WHAT IS BEING ASKED — Omit every picture, then give all the entries again exactly.

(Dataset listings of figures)
╭──

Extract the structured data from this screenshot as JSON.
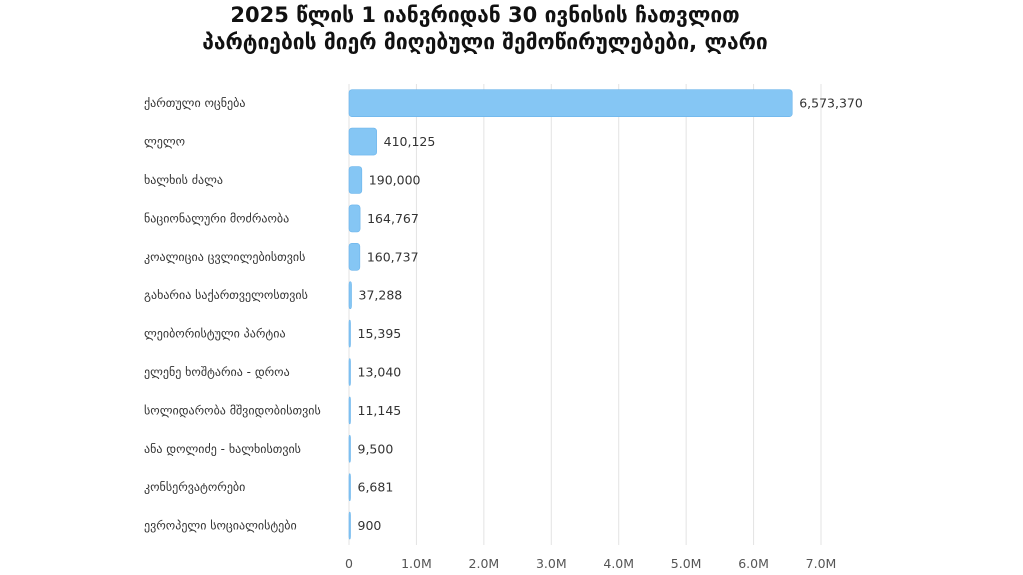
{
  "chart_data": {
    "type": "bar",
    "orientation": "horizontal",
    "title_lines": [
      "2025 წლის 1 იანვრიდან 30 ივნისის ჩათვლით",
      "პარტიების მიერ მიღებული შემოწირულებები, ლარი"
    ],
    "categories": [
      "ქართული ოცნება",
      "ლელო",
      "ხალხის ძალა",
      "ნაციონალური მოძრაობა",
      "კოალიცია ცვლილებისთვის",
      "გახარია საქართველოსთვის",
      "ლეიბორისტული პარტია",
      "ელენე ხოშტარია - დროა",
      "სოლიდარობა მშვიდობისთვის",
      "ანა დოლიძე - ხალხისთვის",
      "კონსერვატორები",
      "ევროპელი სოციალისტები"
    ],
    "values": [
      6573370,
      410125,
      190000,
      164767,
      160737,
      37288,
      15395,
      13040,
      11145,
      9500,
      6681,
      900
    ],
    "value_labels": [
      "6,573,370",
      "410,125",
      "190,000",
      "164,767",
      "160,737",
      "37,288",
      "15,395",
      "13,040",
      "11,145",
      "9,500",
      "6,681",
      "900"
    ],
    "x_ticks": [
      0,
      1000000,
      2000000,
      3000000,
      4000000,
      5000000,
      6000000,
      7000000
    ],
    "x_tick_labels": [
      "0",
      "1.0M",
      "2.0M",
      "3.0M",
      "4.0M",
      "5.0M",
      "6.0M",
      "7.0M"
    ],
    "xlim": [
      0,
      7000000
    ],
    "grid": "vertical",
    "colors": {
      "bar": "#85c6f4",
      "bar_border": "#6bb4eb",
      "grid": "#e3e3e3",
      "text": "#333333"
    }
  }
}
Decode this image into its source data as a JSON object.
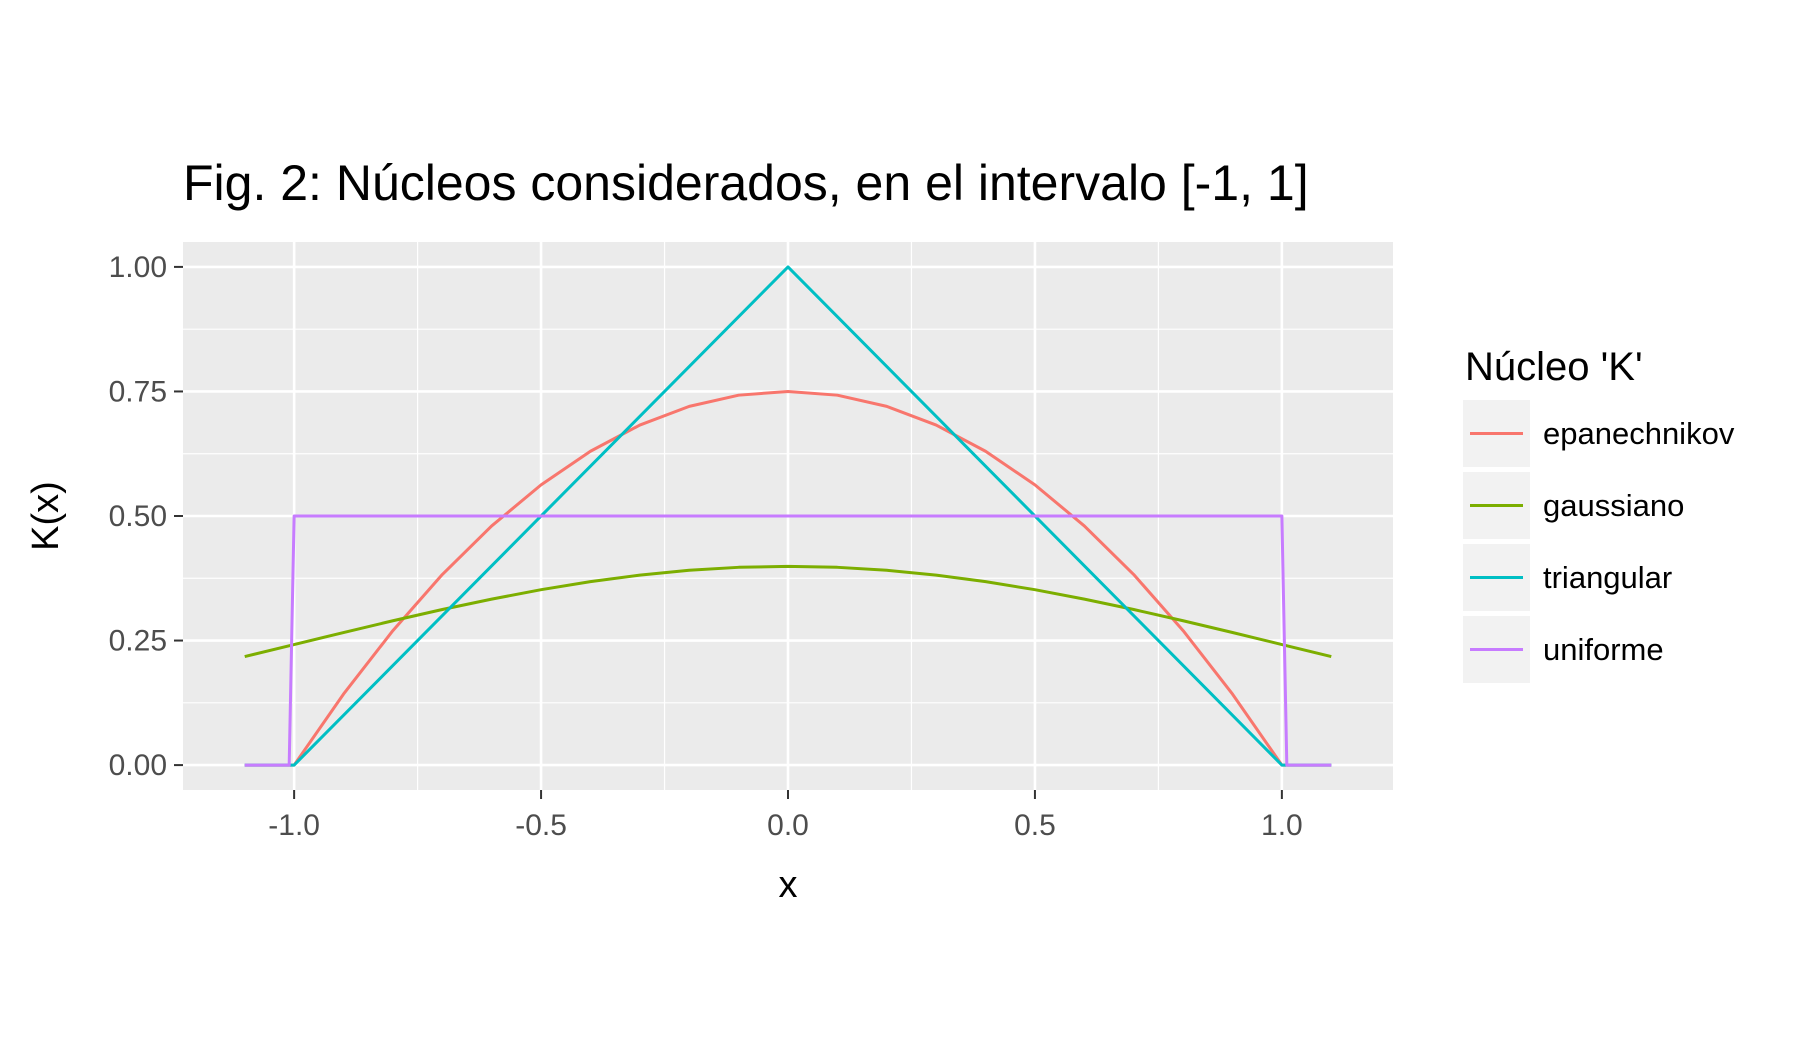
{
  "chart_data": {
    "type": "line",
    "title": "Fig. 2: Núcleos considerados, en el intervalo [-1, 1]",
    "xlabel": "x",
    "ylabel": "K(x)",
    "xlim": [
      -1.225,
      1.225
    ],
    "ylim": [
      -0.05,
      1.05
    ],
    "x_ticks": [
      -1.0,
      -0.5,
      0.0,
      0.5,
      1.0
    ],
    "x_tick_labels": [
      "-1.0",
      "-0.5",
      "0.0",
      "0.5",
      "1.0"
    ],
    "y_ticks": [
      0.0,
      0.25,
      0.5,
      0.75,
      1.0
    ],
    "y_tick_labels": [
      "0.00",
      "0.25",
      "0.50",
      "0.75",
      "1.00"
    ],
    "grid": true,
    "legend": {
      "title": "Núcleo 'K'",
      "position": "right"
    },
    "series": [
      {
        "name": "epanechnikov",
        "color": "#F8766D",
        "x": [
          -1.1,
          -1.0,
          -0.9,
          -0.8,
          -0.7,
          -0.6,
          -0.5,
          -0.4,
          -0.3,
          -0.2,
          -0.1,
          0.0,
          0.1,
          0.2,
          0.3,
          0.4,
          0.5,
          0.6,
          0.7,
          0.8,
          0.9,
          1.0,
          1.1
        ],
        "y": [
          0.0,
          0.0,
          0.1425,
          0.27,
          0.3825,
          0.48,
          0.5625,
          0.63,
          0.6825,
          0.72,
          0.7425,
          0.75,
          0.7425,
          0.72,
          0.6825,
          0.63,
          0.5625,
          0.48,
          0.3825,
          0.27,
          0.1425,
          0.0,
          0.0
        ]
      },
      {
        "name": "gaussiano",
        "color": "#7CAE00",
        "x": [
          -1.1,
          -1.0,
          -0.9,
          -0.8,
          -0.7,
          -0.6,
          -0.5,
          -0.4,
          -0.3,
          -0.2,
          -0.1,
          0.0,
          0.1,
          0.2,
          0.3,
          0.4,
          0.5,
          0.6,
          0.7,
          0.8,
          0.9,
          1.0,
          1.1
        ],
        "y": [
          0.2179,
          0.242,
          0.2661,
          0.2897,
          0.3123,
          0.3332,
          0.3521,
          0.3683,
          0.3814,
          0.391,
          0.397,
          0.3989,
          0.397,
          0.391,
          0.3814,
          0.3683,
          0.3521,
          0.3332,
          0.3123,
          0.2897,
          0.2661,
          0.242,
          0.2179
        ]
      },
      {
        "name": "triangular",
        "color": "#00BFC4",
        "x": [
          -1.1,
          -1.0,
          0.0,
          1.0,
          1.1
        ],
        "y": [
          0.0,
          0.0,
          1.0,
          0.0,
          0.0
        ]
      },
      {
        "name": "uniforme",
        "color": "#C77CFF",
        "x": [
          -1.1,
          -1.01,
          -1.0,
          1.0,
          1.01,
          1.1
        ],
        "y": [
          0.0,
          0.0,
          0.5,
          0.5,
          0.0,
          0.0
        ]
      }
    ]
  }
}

╰──

RESPONSE FOR THIS EXERCISE —
Extract the structured data from this screenshot as JSON.
{
  "chart_data": {
    "type": "bar",
    "orientation": "horizontal",
    "title_lines": [
      "2025 წლის 1 იანვრიდან 30 ივნისის ჩათვლით",
      "პარტიების მიერ მიღებული შემოწირულებები, ლარი"
    ],
    "categories": [
      "ქართული ოცნება",
      "ლელო",
      "ხალხის ძალა",
      "ნაციონალური მოძრაობა",
      "კოალიცია ცვლილებისთვის",
      "გახარია საქართველოსთვის",
      "ლეიბორისტული პარტია",
      "ელენე ხოშტარია - დროა",
      "სოლიდარობა მშვიდობისთვის",
      "ანა დოლიძე - ხალხისთვის",
      "კონსერვატორები",
      "ევროპელი სოციალისტები"
    ],
    "values": [
      6573370,
      410125,
      190000,
      164767,
      160737,
      37288,
      15395,
      13040,
      11145,
      9500,
      6681,
      900
    ],
    "value_labels": [
      "6,573,370",
      "410,125",
      "190,000",
      "164,767",
      "160,737",
      "37,288",
      "15,395",
      "13,040",
      "11,145",
      "9,500",
      "6,681",
      "900"
    ],
    "x_ticks": [
      0,
      1000000,
      2000000,
      3000000,
      4000000,
      5000000,
      6000000,
      7000000
    ],
    "x_tick_labels": [
      "0",
      "1.0M",
      "2.0M",
      "3.0M",
      "4.0M",
      "5.0M",
      "6.0M",
      "7.0M"
    ],
    "xlim": [
      0,
      7000000
    ],
    "grid": "vertical",
    "colors": {
      "bar": "#85c6f4",
      "bar_border": "#6bb4eb",
      "grid": "#e3e3e3",
      "text": "#333333"
    }
  }
}
Decode this image into its source data as a JSON object.
{
  "chart_data": {
    "type": "line",
    "title": "Fig. 2: Núcleos considerados, en el intervalo [-1, 1]",
    "xlabel": "x",
    "ylabel": "K(x)",
    "xlim": [
      -1.225,
      1.225
    ],
    "ylim": [
      -0.05,
      1.05
    ],
    "x_ticks": [
      -1.0,
      -0.5,
      0.0,
      0.5,
      1.0
    ],
    "x_tick_labels": [
      "-1.0",
      "-0.5",
      "0.0",
      "0.5",
      "1.0"
    ],
    "y_ticks": [
      0.0,
      0.25,
      0.5,
      0.75,
      1.0
    ],
    "y_tick_labels": [
      "0.00",
      "0.25",
      "0.50",
      "0.75",
      "1.00"
    ],
    "grid": true,
    "legend": {
      "title": "Núcleo 'K'",
      "position": "right"
    },
    "series": [
      {
        "name": "epanechnikov",
        "color": "#F8766D",
        "x": [
          -1.1,
          -1.0,
          -0.9,
          -0.8,
          -0.7,
          -0.6,
          -0.5,
          -0.4,
          -0.3,
          -0.2,
          -0.1,
          0.0,
          0.1,
          0.2,
          0.3,
          0.4,
          0.5,
          0.6,
          0.7,
          0.8,
          0.9,
          1.0,
          1.1
        ],
        "y": [
          0.0,
          0.0,
          0.1425,
          0.27,
          0.3825,
          0.48,
          0.5625,
          0.63,
          0.6825,
          0.72,
          0.7425,
          0.75,
          0.7425,
          0.72,
          0.6825,
          0.63,
          0.5625,
          0.48,
          0.3825,
          0.27,
          0.1425,
          0.0,
          0.0
        ]
      },
      {
        "name": "gaussiano",
        "color": "#7CAE00",
        "x": [
          -1.1,
          -1.0,
          -0.9,
          -0.8,
          -0.7,
          -0.6,
          -0.5,
          -0.4,
          -0.3,
          -0.2,
          -0.1,
          0.0,
          0.1,
          0.2,
          0.3,
          0.4,
          0.5,
          0.6,
          0.7,
          0.8,
          0.9,
          1.0,
          1.1
        ],
        "y": [
          0.2179,
          0.242,
          0.2661,
          0.2897,
          0.3123,
          0.3332,
          0.3521,
          0.3683,
          0.3814,
          0.391,
          0.397,
          0.3989,
          0.397,
          0.391,
          0.3814,
          0.3683,
          0.3521,
          0.3332,
          0.3123,
          0.2897,
          0.2661,
          0.242,
          0.2179
        ]
      },
      {
        "name": "triangular",
        "color": "#00BFC4",
        "x": [
          -1.1,
          -1.0,
          0.0,
          1.0,
          1.1
        ],
        "y": [
          0.0,
          0.0,
          1.0,
          0.0,
          0.0
        ]
      },
      {
        "name": "uniforme",
        "color": "#C77CFF",
        "x": [
          -1.1,
          -1.01,
          -1.0,
          1.0,
          1.01,
          1.1
        ],
        "y": [
          0.0,
          0.0,
          0.5,
          0.5,
          0.0,
          0.0
        ]
      }
    ]
  }
}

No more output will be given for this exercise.